─── TASK DATA
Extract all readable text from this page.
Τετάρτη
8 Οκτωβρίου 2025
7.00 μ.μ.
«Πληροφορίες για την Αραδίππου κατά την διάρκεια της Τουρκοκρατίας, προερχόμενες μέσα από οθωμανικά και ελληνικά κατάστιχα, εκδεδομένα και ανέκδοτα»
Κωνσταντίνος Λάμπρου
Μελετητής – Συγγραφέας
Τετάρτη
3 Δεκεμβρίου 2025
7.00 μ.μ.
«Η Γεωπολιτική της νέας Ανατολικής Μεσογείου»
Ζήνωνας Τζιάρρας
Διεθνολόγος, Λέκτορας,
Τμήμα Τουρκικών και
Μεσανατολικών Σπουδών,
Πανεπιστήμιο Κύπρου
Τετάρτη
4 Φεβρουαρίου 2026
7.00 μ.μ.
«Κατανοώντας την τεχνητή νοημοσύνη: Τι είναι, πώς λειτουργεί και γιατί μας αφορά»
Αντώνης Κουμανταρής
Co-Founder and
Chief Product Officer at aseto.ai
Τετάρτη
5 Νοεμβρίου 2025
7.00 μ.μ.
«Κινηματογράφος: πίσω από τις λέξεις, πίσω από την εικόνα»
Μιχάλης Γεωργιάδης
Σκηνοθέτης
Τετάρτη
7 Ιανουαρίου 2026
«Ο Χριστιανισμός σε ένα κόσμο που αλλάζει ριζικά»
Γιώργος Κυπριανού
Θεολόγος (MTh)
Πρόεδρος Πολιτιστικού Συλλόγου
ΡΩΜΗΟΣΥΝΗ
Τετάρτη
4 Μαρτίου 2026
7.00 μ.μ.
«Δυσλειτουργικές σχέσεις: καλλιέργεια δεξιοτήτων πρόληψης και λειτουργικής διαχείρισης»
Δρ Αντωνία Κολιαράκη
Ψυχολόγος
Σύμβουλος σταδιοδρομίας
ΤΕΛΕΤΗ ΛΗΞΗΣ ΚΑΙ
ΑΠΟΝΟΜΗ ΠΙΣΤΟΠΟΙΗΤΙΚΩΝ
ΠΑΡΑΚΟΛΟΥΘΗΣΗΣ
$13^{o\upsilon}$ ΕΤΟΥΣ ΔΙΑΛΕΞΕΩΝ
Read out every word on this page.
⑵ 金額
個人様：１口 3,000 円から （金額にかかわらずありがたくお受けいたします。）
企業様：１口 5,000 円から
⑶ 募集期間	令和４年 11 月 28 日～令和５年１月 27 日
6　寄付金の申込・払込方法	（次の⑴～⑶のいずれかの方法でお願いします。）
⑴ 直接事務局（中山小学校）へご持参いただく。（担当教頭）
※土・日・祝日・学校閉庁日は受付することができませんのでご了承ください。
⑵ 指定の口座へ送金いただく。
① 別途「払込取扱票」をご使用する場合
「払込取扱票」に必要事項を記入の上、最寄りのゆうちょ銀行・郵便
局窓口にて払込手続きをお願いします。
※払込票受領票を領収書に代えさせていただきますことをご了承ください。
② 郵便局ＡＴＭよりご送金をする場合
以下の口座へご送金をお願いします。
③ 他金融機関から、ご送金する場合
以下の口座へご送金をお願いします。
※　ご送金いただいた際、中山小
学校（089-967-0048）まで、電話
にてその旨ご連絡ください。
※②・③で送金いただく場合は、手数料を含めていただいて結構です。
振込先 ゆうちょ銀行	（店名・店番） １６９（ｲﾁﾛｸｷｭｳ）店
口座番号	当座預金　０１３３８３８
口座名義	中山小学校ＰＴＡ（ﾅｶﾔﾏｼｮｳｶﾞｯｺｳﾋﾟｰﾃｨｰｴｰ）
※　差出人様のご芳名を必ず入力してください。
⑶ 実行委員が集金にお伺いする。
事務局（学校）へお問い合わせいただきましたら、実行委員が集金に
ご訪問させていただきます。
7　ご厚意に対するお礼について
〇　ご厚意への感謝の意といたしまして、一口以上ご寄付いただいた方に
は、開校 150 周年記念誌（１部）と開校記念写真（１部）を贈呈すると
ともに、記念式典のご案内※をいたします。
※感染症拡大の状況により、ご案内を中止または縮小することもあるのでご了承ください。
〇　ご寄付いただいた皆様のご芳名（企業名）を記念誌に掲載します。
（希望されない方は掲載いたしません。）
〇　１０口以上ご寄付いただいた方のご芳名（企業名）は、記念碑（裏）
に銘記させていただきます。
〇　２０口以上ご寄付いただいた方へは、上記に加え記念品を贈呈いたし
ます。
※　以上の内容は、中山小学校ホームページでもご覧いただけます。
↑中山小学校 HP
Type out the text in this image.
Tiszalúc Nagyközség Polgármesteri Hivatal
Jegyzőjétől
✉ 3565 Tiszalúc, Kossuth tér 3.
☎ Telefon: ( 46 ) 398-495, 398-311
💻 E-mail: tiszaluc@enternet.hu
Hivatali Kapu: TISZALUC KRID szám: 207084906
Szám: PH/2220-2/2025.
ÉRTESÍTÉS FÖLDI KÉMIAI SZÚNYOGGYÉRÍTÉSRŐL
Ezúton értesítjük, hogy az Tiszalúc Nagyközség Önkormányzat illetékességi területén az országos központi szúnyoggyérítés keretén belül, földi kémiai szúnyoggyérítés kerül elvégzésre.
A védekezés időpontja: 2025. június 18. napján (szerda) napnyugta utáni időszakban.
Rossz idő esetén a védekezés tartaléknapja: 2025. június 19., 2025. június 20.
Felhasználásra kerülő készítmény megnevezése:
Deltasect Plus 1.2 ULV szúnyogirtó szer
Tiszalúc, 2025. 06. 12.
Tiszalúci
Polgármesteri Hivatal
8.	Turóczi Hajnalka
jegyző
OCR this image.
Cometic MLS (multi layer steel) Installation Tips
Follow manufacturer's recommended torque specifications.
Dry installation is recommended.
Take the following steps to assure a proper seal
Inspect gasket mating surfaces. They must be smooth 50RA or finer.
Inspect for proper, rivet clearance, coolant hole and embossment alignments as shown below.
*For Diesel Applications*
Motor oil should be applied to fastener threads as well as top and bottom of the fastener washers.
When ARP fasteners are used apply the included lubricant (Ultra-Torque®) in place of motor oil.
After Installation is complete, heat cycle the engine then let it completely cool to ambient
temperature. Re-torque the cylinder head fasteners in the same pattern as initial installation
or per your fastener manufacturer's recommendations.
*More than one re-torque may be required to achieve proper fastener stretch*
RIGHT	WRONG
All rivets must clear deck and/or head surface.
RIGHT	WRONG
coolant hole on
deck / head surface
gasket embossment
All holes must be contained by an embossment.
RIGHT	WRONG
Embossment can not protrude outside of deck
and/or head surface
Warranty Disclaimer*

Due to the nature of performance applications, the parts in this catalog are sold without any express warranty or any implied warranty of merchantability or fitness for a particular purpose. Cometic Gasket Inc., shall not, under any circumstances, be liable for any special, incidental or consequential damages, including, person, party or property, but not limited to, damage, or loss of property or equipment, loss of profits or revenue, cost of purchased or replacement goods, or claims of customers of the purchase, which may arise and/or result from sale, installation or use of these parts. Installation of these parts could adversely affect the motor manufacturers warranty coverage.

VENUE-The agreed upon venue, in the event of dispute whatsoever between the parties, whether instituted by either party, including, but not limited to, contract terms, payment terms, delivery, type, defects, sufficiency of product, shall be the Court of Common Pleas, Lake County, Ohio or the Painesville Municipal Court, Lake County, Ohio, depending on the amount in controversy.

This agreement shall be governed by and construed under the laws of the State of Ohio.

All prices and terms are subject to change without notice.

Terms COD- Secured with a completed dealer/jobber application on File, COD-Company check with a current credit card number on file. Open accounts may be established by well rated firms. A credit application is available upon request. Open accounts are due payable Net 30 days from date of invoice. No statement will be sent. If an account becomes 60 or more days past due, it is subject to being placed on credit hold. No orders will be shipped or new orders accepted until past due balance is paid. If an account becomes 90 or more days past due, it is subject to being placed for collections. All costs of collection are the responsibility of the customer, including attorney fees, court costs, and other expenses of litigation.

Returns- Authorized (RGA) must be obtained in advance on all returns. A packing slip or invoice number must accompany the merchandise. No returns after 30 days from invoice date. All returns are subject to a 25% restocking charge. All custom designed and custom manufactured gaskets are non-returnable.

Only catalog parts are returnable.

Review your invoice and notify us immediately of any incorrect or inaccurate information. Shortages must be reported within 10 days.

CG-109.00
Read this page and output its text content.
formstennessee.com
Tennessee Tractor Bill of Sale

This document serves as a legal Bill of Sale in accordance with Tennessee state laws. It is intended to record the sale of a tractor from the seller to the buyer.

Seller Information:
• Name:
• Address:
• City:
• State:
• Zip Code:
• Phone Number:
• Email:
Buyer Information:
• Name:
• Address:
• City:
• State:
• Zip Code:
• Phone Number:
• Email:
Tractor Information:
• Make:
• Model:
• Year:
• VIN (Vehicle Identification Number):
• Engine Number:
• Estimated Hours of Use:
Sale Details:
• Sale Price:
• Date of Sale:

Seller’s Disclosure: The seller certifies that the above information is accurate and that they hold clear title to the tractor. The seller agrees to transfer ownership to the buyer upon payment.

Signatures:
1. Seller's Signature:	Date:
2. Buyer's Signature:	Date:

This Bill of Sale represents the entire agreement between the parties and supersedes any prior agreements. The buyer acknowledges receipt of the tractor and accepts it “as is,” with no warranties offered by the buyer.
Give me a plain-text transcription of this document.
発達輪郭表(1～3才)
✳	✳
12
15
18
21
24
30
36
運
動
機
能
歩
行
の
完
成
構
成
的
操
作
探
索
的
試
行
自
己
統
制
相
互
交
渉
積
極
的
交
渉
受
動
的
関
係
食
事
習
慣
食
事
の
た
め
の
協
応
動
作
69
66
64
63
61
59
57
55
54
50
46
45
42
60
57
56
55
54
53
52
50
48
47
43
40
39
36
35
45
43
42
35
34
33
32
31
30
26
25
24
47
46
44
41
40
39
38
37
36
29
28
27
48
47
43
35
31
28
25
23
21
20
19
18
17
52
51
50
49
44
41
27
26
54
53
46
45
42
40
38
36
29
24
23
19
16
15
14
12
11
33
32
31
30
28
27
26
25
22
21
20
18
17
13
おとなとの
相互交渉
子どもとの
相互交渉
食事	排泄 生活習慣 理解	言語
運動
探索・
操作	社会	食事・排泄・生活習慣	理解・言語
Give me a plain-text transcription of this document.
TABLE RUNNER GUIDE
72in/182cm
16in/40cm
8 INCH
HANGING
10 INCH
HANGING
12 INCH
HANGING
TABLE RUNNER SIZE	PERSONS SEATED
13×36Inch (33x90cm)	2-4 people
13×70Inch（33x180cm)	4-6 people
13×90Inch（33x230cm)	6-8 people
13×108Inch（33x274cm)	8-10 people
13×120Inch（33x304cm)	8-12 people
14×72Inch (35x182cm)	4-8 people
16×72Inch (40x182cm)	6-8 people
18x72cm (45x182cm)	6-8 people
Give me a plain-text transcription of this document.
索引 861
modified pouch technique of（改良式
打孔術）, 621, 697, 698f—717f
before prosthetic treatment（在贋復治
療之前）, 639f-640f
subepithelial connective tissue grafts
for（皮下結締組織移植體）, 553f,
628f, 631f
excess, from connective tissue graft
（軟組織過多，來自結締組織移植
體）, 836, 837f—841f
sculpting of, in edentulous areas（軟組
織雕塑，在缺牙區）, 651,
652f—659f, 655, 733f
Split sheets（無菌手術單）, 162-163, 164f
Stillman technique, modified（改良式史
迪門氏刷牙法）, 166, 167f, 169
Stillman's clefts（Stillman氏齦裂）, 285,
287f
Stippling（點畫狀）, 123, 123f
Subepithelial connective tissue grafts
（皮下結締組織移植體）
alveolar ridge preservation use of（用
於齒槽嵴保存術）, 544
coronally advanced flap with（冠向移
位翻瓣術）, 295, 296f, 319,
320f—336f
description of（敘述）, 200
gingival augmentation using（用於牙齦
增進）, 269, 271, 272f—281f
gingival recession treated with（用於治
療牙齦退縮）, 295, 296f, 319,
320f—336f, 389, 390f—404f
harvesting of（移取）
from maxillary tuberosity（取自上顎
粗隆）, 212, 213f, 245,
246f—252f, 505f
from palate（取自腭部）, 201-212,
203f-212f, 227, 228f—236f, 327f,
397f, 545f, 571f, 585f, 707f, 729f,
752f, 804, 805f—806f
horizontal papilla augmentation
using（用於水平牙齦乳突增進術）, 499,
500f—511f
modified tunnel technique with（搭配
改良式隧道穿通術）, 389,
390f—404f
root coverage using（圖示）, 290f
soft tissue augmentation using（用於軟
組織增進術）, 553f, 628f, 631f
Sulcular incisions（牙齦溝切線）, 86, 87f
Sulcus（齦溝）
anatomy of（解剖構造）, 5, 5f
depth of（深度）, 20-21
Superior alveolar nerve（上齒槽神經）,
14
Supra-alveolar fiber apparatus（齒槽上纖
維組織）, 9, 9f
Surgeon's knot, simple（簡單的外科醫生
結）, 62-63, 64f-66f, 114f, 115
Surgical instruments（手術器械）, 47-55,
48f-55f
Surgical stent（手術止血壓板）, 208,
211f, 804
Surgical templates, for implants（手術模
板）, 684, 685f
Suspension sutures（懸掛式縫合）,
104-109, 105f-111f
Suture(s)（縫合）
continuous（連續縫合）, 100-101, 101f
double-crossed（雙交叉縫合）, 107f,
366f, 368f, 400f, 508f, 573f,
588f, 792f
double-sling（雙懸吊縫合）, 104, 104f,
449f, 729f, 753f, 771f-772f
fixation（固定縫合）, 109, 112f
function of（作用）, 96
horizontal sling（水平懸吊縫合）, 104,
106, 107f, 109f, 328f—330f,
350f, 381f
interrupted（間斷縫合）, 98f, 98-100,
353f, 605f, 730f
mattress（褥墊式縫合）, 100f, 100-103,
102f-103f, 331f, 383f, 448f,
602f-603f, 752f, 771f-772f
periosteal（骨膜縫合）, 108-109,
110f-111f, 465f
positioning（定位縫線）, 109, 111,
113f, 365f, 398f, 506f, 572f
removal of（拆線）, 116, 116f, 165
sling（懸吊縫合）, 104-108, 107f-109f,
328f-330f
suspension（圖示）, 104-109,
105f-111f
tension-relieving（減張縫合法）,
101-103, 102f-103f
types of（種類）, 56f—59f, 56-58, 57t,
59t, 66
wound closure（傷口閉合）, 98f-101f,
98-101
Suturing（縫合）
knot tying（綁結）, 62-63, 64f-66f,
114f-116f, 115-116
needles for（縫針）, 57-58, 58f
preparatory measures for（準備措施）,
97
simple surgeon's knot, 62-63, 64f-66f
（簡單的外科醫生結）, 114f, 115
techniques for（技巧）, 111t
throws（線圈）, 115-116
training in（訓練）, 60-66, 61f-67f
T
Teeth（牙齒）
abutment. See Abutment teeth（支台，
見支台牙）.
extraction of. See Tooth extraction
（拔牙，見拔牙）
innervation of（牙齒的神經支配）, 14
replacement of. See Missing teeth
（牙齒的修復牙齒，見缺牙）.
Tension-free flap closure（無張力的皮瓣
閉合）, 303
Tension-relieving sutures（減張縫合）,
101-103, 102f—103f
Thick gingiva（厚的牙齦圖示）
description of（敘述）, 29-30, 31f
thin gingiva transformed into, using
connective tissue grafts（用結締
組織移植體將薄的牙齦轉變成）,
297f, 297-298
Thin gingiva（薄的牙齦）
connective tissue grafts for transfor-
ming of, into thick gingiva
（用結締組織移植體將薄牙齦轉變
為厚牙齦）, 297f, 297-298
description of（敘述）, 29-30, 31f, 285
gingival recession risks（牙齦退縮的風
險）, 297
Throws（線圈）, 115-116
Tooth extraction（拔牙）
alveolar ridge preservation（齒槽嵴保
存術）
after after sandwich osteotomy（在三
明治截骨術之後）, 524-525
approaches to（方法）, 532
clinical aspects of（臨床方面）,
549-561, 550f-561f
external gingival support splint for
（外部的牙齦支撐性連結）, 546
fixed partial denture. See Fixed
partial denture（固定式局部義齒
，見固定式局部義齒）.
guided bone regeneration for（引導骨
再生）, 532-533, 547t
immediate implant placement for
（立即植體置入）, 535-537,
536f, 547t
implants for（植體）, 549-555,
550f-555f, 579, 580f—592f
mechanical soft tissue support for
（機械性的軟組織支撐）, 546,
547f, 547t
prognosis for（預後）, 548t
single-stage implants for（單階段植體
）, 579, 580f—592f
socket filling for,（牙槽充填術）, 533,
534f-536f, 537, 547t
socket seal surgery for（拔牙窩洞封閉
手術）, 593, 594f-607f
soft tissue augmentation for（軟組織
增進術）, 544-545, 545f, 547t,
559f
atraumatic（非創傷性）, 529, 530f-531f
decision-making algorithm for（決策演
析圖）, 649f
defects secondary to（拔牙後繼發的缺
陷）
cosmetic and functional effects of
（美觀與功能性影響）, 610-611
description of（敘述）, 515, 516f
──────
__EXERCISE REQUIREMENTS__
Pull out all lines of the data with the string "people".

__EXERCISE ANSWER__
13×36Inch (33x90cm)	2-4 people
13×70Inch（33x180cm)	4-6 people
13×90Inch（33x230cm)	6-8 people
13×108Inch（33x274cm)	8-10 people
13×120Inch（33x304cm)	8-12 people
14×72Inch (35x182cm)	4-8 people
16×72Inch (40x182cm)	6-8 people
18x72cm (45x182cm)	6-8 people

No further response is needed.